-- START OF RECORDS TO PROCESS --

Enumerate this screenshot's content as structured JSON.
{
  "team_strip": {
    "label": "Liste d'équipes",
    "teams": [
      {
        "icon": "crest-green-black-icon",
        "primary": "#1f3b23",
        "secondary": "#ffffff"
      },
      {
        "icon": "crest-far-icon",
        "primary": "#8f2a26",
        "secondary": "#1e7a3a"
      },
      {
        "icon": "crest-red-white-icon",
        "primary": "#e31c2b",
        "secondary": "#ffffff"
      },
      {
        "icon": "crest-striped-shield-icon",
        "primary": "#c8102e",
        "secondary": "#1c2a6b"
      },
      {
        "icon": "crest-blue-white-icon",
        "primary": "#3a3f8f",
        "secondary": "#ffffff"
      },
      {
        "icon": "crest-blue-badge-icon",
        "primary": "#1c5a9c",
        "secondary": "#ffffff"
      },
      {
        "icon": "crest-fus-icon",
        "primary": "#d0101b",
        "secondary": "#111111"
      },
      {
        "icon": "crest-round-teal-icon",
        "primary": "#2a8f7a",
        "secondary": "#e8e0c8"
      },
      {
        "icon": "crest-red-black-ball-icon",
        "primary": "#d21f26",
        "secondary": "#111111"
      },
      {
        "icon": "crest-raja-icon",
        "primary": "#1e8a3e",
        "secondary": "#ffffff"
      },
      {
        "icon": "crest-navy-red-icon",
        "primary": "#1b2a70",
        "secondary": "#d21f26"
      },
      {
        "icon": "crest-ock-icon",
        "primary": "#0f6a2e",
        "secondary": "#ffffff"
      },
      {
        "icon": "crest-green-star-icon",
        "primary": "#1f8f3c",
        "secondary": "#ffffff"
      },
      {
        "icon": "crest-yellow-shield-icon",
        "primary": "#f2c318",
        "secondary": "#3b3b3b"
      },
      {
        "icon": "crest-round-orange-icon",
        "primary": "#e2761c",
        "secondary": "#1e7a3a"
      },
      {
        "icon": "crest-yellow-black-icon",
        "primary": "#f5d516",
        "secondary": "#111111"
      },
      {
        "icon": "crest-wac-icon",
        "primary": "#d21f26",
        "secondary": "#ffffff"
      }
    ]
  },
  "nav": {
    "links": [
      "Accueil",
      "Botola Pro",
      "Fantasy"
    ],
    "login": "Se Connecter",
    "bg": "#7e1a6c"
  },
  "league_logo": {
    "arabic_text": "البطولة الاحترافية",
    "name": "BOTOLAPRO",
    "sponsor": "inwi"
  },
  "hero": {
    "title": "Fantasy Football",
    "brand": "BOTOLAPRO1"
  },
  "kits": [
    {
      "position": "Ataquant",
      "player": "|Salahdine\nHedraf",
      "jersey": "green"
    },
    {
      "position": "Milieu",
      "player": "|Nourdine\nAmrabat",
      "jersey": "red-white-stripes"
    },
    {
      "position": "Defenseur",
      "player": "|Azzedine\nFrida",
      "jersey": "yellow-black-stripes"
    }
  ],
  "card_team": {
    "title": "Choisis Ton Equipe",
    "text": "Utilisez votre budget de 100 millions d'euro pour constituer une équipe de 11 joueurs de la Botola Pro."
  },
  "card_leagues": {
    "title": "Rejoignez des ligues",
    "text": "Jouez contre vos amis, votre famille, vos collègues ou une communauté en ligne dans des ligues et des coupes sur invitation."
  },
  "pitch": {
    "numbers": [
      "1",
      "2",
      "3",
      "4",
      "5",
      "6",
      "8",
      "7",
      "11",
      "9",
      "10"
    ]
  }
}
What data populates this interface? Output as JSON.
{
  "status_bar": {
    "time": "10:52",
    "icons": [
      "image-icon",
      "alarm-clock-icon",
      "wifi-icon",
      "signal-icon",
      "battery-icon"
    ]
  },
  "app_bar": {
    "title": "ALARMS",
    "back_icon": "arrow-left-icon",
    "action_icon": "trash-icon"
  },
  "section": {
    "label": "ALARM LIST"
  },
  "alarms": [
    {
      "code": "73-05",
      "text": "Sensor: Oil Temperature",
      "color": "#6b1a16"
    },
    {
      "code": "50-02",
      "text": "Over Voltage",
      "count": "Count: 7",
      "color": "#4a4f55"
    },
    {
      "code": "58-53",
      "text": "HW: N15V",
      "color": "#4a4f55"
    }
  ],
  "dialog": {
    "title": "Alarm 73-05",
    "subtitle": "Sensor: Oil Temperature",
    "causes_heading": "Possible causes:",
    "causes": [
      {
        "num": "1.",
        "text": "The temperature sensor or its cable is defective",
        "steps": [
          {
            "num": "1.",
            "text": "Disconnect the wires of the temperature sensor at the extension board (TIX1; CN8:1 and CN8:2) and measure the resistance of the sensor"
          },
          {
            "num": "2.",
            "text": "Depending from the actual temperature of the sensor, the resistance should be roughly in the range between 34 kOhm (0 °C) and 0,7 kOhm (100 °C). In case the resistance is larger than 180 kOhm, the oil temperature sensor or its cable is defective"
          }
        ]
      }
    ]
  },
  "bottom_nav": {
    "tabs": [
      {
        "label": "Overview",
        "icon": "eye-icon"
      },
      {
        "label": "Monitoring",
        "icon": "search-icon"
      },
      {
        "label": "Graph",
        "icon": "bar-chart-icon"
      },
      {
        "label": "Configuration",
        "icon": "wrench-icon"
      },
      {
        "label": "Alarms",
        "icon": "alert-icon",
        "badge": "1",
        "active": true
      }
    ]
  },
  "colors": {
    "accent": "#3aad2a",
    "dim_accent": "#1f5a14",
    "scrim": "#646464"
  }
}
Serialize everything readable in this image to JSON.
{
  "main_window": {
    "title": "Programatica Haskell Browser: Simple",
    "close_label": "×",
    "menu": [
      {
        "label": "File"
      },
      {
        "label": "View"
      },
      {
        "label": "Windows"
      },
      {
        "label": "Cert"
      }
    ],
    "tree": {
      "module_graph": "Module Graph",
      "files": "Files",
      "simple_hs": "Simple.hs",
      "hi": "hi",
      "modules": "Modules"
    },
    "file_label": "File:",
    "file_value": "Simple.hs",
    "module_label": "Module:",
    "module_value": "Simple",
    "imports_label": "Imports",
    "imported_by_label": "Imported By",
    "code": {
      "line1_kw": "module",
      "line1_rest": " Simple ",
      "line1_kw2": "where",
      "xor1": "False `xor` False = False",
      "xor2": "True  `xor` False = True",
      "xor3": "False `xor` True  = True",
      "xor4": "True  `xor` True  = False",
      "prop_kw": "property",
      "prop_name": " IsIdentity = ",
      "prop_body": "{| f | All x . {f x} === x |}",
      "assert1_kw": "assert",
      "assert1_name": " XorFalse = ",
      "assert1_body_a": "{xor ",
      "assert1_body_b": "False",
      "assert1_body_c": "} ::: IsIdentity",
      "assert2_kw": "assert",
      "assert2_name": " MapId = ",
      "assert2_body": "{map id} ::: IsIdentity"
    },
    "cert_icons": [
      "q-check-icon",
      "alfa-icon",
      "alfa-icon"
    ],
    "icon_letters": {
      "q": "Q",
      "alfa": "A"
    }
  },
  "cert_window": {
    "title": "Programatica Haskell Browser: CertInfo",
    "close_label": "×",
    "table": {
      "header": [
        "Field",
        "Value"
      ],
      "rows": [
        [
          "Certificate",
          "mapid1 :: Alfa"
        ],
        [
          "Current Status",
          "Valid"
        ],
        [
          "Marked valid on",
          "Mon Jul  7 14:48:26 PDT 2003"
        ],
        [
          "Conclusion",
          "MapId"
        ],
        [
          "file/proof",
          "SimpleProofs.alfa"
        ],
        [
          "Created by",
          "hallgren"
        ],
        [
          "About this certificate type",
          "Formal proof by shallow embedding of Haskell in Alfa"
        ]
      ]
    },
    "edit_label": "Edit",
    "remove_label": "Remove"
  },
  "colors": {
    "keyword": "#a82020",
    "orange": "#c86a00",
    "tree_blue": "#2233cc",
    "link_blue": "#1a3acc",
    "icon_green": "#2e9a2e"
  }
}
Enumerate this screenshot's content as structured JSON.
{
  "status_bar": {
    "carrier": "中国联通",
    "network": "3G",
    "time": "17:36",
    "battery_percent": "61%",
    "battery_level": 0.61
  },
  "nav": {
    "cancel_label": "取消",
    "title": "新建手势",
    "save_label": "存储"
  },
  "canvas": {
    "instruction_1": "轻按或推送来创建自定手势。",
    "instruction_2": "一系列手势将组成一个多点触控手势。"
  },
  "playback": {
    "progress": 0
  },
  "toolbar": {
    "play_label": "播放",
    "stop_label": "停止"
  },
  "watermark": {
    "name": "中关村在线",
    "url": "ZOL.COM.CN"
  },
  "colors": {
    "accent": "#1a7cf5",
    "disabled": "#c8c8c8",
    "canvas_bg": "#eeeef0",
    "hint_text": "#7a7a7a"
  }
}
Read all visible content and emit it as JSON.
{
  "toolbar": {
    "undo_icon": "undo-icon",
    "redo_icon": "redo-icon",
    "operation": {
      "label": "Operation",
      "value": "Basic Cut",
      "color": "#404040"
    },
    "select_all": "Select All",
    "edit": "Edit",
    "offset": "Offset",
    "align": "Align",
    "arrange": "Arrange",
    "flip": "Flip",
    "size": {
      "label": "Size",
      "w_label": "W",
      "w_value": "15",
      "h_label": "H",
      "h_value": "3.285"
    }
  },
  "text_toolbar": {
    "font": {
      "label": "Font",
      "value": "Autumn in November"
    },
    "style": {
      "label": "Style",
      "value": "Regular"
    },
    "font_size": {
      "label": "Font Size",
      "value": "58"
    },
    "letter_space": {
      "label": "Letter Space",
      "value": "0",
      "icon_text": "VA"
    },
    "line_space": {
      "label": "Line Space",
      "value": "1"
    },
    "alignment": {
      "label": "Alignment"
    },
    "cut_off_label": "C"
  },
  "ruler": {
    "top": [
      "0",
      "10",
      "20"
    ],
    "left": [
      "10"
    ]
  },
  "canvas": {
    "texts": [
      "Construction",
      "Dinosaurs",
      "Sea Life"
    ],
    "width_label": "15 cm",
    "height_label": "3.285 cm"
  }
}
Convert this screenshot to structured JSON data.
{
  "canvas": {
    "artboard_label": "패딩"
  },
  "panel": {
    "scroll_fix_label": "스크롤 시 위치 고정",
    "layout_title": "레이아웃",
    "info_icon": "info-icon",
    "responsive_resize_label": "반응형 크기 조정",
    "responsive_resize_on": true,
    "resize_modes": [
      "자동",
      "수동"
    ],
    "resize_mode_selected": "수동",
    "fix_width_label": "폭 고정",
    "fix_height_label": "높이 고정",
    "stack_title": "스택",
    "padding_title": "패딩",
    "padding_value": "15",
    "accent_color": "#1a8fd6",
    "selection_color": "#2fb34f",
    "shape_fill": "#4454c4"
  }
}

-- END OF RECORDS TO PROCESS --

GOAL OF THE EXERCISE:
Make an exact copy of every line from the one with "Convert this screenshot" to the end of the data, with the first and last of those lines included.

TASK ANSWER:
Convert this screenshot to structured JSON data.
{
  "canvas": {
    "artboard_label": "패딩"
  },
  "panel": {
    "scroll_fix_label": "스크롤 시 위치 고정",
    "layout_title": "레이아웃",
    "info_icon": "info-icon",
    "responsive_resize_label": "반응형 크기 조정",
    "responsive_resize_on": true,
    "resize_modes": [
      "자동",
      "수동"
    ],
    "resize_mode_selected": "수동",
    "fix_width_label": "폭 고정",
    "fix_height_label": "높이 고정",
    "stack_title": "스택",
    "padding_title": "패딩",
    "padding_value": "15",
    "accent_color": "#1a8fd6",
    "selection_color": "#2fb34f",
    "shape_fill": "#4454c4"
  }
}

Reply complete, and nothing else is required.